## Entries provided
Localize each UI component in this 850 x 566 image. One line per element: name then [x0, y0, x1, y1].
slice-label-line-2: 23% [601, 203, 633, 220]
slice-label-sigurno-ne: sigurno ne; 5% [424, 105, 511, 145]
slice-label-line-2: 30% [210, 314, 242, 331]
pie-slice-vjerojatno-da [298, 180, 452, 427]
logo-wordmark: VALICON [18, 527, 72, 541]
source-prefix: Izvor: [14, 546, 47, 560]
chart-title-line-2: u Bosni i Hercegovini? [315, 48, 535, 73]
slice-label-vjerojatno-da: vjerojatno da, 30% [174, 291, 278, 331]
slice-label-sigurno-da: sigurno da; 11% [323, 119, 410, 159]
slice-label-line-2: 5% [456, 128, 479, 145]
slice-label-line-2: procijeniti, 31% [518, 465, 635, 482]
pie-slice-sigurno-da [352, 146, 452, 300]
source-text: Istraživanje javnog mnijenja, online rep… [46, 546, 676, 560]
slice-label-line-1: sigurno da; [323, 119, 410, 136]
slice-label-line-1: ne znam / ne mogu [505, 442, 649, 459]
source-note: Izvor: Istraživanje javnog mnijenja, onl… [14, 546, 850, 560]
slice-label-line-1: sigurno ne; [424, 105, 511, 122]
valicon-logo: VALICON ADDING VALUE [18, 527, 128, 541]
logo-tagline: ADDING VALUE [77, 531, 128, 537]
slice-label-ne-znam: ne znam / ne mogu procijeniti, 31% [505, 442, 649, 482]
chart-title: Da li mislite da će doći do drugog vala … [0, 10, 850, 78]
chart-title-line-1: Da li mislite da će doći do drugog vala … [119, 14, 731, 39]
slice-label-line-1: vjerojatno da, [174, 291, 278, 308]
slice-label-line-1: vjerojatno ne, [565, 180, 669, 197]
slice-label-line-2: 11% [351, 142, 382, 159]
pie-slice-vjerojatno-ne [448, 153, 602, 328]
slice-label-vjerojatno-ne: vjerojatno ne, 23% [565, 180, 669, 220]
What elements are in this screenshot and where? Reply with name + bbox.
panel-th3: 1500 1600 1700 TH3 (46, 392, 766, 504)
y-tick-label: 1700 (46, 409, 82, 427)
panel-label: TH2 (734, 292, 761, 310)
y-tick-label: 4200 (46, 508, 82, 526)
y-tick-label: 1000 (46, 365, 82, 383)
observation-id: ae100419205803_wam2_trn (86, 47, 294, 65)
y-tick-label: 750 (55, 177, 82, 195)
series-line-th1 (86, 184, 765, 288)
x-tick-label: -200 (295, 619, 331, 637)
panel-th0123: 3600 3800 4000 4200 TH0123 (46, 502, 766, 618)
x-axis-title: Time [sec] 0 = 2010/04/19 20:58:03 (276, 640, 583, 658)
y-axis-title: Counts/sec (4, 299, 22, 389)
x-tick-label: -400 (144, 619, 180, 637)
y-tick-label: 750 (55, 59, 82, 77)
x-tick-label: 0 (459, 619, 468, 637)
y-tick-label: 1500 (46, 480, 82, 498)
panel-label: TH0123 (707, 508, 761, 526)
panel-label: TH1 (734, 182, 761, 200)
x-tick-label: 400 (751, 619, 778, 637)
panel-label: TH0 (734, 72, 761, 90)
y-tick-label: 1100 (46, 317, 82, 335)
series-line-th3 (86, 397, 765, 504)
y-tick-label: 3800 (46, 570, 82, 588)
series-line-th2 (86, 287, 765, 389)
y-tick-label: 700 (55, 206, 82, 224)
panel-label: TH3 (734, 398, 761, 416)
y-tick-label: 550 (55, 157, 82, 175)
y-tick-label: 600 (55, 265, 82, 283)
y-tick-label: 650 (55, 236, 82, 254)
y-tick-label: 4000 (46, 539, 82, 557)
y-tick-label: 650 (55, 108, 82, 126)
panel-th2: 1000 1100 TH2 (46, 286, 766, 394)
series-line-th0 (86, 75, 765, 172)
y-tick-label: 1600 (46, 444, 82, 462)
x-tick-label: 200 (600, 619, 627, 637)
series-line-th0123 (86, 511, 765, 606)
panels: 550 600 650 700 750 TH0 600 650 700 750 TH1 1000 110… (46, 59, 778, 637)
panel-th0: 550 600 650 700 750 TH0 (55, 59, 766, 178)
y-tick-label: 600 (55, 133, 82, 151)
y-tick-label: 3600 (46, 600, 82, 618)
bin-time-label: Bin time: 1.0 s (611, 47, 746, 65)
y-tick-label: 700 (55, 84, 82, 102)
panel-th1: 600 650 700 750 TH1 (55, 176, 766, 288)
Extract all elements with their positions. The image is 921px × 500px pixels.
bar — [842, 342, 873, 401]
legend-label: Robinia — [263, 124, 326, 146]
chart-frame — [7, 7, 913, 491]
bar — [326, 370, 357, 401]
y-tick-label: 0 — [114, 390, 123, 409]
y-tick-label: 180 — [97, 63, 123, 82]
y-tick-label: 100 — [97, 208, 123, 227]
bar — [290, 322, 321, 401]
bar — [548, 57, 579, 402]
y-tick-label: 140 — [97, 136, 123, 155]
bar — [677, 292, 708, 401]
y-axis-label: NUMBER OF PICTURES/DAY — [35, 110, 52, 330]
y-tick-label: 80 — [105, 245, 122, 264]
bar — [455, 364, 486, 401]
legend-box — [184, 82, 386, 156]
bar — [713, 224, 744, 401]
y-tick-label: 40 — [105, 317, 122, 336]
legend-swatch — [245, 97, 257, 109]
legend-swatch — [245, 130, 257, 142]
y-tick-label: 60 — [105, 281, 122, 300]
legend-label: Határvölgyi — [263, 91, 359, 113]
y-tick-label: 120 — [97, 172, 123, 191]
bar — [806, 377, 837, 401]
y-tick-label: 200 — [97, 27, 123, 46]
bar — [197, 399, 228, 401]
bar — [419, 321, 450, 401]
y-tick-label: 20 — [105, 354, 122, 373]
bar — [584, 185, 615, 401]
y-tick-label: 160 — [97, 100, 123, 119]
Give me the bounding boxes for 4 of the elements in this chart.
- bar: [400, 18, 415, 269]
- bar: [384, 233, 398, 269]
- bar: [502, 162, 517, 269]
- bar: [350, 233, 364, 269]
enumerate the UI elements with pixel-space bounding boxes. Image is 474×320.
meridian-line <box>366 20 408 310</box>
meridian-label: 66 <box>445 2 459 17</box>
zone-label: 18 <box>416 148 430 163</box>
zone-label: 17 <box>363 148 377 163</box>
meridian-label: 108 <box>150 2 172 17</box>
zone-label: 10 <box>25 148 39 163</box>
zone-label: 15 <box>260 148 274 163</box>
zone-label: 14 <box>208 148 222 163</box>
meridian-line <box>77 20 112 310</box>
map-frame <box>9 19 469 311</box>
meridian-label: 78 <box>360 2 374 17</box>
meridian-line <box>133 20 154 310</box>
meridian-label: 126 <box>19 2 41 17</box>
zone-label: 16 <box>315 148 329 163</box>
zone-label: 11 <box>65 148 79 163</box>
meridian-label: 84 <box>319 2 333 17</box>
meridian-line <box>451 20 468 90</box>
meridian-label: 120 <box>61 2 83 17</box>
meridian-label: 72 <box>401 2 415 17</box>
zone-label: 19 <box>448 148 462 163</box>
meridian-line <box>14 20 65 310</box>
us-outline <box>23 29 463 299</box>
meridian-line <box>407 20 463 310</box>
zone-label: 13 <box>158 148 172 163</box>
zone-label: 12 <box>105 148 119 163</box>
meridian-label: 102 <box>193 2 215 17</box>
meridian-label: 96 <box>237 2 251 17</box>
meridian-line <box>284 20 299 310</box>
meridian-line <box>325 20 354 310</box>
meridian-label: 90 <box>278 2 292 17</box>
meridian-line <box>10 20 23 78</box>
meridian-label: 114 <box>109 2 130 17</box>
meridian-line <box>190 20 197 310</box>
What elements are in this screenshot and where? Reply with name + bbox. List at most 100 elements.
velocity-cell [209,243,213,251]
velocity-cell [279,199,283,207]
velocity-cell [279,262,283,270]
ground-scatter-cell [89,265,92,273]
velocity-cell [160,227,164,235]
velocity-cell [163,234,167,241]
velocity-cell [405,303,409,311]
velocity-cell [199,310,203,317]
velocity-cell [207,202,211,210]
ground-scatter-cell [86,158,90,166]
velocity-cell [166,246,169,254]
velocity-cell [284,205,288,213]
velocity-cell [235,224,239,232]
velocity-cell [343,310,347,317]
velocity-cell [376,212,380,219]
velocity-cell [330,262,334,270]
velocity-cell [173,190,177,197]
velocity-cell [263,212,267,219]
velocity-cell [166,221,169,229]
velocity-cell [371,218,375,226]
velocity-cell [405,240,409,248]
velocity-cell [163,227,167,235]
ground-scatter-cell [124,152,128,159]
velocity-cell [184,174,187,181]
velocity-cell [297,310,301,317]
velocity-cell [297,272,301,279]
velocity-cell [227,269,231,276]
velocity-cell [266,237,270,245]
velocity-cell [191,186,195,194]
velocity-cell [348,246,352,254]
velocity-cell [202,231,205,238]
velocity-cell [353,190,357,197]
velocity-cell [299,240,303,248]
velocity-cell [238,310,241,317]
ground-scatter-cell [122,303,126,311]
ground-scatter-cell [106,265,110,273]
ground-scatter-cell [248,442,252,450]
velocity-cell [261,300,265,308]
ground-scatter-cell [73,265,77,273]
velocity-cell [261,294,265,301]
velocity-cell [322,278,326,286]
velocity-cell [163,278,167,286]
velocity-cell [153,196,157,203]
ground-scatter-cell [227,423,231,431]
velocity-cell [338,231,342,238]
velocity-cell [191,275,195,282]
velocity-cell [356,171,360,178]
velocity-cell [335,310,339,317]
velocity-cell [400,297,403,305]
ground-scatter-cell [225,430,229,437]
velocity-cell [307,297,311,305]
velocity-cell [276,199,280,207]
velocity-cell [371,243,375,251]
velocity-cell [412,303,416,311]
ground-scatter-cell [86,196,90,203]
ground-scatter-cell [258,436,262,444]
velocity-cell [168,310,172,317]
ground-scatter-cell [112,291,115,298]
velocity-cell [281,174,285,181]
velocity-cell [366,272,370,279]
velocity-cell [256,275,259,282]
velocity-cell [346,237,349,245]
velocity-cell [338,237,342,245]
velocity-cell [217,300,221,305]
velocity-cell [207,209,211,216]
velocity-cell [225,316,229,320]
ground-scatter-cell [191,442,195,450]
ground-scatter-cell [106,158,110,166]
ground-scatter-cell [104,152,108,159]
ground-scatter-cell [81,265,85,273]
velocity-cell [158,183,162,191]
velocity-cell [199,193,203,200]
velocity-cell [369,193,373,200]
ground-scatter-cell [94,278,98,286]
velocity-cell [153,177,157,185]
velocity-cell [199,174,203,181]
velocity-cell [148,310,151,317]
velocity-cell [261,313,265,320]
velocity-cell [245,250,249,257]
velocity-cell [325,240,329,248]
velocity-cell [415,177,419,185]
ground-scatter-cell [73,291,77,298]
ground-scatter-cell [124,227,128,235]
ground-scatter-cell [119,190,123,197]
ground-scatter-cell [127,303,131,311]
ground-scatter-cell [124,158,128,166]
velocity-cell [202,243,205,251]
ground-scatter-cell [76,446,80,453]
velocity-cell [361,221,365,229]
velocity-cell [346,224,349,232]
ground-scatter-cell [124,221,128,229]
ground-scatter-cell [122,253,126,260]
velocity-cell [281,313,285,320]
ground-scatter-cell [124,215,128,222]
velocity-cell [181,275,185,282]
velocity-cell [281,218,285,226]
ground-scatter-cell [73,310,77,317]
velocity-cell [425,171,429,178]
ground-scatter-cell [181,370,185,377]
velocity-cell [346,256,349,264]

## Aim of the exercise
List every line of the listing above that contains the string "javnog", treating uppercase and lowercase letters as different.

## Completed task
source-text: Istraživanje javnog mnijenja, online rep… [46, 546, 676, 560]
source-note: Izvor: Istraživanje javnog mnijenja, onl… [14, 546, 850, 560]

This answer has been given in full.